What this task involves -
Tally up the lines carrying the string "title" and respond with only the resulting number.

Provided information -
::::

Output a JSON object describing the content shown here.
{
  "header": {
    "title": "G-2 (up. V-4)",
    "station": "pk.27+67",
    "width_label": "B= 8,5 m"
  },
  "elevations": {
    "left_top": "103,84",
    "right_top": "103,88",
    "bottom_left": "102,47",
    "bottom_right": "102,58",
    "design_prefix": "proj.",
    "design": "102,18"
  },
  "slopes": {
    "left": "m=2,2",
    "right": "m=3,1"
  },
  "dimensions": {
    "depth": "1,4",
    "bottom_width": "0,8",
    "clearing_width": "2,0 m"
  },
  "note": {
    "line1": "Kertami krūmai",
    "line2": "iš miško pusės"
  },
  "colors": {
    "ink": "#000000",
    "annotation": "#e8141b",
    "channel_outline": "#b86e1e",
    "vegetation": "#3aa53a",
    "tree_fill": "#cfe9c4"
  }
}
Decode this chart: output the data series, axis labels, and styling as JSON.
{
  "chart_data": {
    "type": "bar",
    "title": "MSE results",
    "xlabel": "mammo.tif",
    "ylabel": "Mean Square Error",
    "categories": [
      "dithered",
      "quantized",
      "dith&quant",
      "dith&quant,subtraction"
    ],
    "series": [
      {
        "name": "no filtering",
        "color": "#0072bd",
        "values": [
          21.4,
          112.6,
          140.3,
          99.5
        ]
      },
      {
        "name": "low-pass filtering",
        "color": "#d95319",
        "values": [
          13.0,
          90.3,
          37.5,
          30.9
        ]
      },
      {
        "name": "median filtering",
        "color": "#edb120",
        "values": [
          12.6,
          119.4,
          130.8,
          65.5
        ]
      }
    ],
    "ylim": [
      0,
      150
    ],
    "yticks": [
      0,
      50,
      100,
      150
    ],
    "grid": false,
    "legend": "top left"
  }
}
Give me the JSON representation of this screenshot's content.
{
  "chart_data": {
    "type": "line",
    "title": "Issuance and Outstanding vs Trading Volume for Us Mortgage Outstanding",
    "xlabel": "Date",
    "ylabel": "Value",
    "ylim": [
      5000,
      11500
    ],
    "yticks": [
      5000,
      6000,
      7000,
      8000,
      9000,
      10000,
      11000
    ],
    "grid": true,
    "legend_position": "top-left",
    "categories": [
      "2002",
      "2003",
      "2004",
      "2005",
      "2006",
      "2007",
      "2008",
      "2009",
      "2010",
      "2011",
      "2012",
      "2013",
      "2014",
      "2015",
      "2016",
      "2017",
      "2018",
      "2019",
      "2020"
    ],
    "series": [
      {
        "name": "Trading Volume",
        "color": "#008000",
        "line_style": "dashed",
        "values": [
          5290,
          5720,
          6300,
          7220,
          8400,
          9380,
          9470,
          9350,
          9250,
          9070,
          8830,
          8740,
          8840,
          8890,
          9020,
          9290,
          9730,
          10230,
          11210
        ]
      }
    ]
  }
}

::::

Written answer -
3